**DIRECTIONS**
Separate out the lines that hold "color".

**GIVEN RECORDS**
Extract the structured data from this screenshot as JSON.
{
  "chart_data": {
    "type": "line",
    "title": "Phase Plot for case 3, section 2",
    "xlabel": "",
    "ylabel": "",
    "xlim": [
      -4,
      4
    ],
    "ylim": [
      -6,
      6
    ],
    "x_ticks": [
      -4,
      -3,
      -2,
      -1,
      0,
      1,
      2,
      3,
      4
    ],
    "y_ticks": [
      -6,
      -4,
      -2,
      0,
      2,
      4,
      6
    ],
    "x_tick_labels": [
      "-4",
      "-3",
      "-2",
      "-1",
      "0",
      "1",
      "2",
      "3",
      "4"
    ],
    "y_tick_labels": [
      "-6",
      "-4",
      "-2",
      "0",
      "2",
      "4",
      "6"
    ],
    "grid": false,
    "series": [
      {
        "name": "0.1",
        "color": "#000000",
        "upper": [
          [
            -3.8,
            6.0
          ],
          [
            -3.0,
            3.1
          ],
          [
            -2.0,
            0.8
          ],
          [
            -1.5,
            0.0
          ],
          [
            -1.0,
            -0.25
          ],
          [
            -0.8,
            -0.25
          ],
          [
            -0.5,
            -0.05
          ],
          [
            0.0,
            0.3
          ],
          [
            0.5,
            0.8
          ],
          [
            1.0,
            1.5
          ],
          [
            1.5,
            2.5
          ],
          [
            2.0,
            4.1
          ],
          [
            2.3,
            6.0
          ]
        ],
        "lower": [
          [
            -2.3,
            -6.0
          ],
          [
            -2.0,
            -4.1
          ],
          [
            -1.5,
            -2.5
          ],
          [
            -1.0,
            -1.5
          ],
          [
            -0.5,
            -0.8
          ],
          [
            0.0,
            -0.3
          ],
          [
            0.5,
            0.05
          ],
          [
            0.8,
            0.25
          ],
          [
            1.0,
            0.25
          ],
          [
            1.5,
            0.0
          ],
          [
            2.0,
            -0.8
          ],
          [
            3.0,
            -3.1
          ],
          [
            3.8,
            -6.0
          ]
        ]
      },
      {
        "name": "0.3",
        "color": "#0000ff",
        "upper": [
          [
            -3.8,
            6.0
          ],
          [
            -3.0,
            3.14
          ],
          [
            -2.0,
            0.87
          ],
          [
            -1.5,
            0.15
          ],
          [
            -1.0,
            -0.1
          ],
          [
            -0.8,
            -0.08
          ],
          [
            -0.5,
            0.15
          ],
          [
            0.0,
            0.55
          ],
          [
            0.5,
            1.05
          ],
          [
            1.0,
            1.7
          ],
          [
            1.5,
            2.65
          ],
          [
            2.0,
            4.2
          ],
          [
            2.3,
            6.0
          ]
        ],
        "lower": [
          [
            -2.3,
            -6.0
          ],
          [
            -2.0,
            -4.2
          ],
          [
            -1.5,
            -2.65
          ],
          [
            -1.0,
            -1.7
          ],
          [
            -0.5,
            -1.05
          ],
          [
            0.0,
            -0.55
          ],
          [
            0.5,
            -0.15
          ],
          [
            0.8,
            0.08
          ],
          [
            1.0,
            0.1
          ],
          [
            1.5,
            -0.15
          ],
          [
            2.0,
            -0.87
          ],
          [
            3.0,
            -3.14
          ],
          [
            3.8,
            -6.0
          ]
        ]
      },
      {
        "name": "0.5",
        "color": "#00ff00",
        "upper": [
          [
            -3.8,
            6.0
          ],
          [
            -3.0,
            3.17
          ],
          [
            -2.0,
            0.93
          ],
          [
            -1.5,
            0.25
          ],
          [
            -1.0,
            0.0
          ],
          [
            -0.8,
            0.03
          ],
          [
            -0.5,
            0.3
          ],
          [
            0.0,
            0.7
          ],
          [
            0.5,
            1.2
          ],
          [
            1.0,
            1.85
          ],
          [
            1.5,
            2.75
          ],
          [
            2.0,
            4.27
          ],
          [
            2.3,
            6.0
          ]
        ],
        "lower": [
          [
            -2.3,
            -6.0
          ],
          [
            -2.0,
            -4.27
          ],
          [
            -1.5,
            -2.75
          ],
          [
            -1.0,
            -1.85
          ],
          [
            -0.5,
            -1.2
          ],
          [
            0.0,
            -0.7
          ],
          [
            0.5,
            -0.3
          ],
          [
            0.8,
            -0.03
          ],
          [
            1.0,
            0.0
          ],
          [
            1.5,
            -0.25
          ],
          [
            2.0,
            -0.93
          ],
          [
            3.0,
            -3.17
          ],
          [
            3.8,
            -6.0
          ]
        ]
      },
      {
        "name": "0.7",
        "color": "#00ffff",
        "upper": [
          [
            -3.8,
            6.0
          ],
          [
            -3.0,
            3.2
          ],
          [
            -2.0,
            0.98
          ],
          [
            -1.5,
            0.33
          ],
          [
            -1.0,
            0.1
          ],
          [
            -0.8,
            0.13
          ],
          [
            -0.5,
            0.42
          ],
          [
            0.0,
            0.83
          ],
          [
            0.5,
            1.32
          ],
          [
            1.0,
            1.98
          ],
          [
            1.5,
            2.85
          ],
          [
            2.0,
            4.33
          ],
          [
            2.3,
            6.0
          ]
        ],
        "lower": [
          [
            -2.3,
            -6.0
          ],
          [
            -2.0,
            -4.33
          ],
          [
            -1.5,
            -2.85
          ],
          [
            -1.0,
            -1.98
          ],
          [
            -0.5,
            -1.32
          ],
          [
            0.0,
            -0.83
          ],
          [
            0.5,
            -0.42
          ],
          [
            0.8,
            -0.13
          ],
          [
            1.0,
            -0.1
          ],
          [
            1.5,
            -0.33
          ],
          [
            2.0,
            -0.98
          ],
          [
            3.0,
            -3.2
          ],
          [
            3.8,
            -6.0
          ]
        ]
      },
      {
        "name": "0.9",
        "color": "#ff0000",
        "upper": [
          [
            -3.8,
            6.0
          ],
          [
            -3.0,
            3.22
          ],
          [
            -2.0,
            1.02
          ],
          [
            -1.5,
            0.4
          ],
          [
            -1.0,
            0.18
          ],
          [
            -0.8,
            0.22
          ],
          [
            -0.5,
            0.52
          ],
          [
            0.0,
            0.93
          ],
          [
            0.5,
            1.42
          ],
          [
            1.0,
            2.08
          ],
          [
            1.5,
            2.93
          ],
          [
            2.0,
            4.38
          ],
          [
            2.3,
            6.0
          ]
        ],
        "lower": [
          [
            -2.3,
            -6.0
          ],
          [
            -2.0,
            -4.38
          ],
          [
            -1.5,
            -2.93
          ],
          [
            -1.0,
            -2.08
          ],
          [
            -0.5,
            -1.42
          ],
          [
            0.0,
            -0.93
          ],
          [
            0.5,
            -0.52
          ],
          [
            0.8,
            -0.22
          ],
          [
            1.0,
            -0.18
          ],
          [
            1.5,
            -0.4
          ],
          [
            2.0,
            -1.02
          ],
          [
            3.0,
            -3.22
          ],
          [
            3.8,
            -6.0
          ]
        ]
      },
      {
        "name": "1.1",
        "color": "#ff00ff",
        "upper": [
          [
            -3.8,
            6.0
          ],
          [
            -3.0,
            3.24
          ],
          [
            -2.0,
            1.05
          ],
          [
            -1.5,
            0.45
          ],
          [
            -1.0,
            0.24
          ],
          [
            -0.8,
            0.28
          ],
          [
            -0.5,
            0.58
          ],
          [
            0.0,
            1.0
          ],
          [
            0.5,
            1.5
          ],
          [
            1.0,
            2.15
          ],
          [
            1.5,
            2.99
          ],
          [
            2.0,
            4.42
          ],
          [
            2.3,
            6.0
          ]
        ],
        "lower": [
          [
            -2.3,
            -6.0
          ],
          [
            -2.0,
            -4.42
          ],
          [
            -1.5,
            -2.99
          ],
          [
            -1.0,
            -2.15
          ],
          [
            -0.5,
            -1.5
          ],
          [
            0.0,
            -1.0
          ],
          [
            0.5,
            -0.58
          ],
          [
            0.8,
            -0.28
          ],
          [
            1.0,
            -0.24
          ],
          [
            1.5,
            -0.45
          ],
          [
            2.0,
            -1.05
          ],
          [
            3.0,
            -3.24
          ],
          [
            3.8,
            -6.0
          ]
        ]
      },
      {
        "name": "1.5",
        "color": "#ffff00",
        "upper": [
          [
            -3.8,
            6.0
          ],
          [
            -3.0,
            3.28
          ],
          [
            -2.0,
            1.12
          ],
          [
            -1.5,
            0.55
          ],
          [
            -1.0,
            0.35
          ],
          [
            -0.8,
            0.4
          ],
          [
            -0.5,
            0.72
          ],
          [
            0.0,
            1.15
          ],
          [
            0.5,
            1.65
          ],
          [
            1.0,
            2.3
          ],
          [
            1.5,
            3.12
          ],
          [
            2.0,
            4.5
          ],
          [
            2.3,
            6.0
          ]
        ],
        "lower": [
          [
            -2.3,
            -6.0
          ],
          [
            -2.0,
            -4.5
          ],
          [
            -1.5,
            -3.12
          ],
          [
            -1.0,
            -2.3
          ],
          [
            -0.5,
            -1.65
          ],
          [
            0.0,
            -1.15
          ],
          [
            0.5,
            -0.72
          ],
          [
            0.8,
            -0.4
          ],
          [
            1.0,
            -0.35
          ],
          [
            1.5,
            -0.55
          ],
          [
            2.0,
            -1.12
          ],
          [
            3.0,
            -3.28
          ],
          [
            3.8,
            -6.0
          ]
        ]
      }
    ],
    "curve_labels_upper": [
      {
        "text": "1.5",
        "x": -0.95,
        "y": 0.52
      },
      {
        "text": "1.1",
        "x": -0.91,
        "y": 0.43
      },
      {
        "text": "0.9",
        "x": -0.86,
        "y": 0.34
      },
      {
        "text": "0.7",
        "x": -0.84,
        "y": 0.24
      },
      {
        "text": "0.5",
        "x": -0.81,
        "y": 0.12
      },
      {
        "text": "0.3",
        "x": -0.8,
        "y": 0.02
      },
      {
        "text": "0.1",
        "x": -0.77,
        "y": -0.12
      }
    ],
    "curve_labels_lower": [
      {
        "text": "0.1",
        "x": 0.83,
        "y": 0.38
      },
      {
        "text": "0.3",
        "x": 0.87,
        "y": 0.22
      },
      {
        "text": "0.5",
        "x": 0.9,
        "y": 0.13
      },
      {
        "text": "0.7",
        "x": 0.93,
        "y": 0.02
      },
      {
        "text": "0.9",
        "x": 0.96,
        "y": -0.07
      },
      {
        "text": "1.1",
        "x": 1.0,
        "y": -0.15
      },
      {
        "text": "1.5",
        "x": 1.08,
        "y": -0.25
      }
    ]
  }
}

**EXERCISE SOLUTION**
        "color": "#000000",
        "color": "#0000ff",
        "color": "#00ff00",
        "color": "#00ffff",
        "color": "#ff0000",
        "color": "#ff00ff",
        "color": "#ffff00",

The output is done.